## [指示 1]
対談本の紹介文で、対談の話題として挙げられているものをすべて箇条書きにしてください。
## [指示 2]
対談本の紹介文を、最後の文の後から書き続けてください。

さて、「ガルシア=マルケス」と何度も打つのが面倒なので、以下愛称「ガボ」と呼ばせてもらいます。
「バルガス=リョサ」は愛称「バルギータス (Varguitas)」らしいんだが、本名と対して変わらない長さなので、インタビュアーやガボさんが呼びかけてるように、以下「マリオ」で打ちます。馴れ馴れしくてすみませんですが。
(南米の結合姓の場合、父方姓「バルガス」母方姓の「リョサ」のどっちかで呼んでいいのか?「バルガス・リョサ」で一つであってばらしたらいけないのか?よく分からない…)
とうわけで。
まず対談は、マリオさんがインタビュアーで、ガボさんが答えるという形式。
ラテンアメリカで作家になるということ、小説を書くということ、ラテンアメリカ作家について、影響を受けた作家について、ラテンアメリカ作家と政治の関わり、「百年の孤独」「緑の家」の裏話、などなど。
真面目なマリオさんに対し、ガボさんがはぐらかしたり、質問返ししたり、質問の本質を答えるために遠回りしたり。
二人はこのころは互いに親しみを持ち、「この前も話したけど…」「君だってそうだろう?」みたいな以心伝心っぷりもみられます。
面白かったのは、ガボさんが自分に対する書評を読んでしまって影響を受けることを恐れていること。
「百年の孤独の執筆中に、自分の小説の癖についての書評を読んでしまった。そのため、自分が本当に書きたいことを書いているのか、書評に引きずられているのかわからなくなった」
さらにガボさんは、ボルヘスのことを「毎晩読むけれど作家としては嫌いだ、繰り返すけど嫌いだ、嫌いだったら嫌いだ~!」と言っています(笑)。
ガボさんはボルヘスは嫌いだけれど偉大で意識はしているようですね。短編作品でもボルヘスに触れていました。 主人公が不思議な体験を語り、それを聞いた友人が「それはボルヘスの迷宮だね、まだ書いていなくてもきっといつか彼が書くさ」とかそんな感じ。
ラテンアメリカ文学の特色として、幻想と現実が無理なく混ざり合う手法があり、マジックレアリズムと表現されますが、
ガボさんは「ラテンアメリカの現実を書くとそうなるんだ、すべて事実だ」と言いますね。
大統領が大真面目にまじないを信じる反面、労働者たちがデモを起こせば軍隊が差し向けられ一斉銃撃され、そしてそれが正式に記録として残らない。
しかしそんな国にいるとそれが当たり前になる。海外に住んだり触れたりして、初めて客観的にラテンアメリカの現実を書くことができる…。
ガボさんマリオさんが直接文学や自分の作品について語る貴重な1冊です。
次の章はマリオさんの「百年の孤独」解説。
これは分かり易い。
小説だと時系列や語り口や主眼が入り混じりますが、文学論になるとなんとも素直。

## [保存データ]
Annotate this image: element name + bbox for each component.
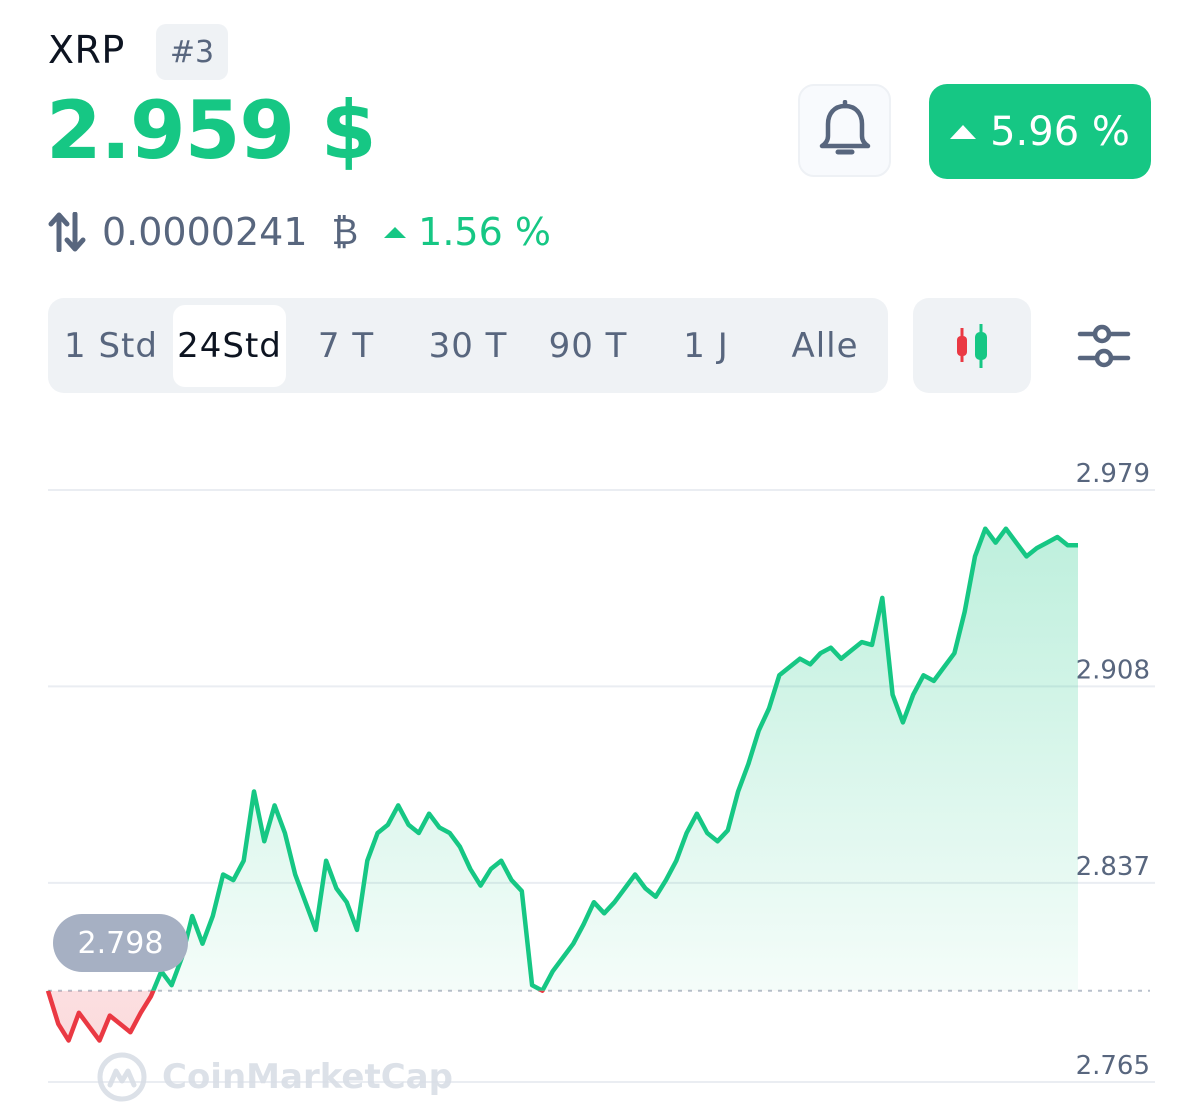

## [解答 1]
- ラテンアメリカで作家になるということ
- 小説を書くということ
- ラテンアメリカ作家について
- 影響を受けた作家について
- ラテンアメリカ作家と政治の関わり
- 「百年の孤独」「緑の家」の裏話

## [解答 2]
マリオさんはガボさん論としてもう一冊「『ガブリエル・ガルシア=マルケス 神殺しの物語』」(この剣呑な題名は、「小説を書くということは、別の世界を作ること、すなわち神殺しの行為だ」ということらしい)を書いているのでそちらも読んでみたくなったのだが、
この後、40歳のマリオさんが48歳のガボさんを公の場で殴り、それ以来完全決別で、「神殺し~」も自主回収となってしまいました。
ある意味有名なこの写真。ガボさんぶん殴られたのになんでそんなに満面の笑みなのよ。
(記事部分に「Vargas Llosa 」と書かれてますね)
http://www.elmundo.es/especiales/cultura/gabriel-garcia-marquez/album/06.html
こちらはマリオさんがノーベル文学賞受賞後に見かけた写真なんですけど、南米社会では未だにこの二人の名前を聞いたらこの事件を連想するのだろうか。
http://latino.foxnews.com/latino/news/2014/04/18/gabriel-garcia-marquez-vs-mario-vargas-llosa-literary-friendship-ends-with/
この時以来二人は決別。
そして最後の章はマリオさん29歳当時のインタビュー
インタビュアーに鋭い突っ込みされたりして案外微笑ましい。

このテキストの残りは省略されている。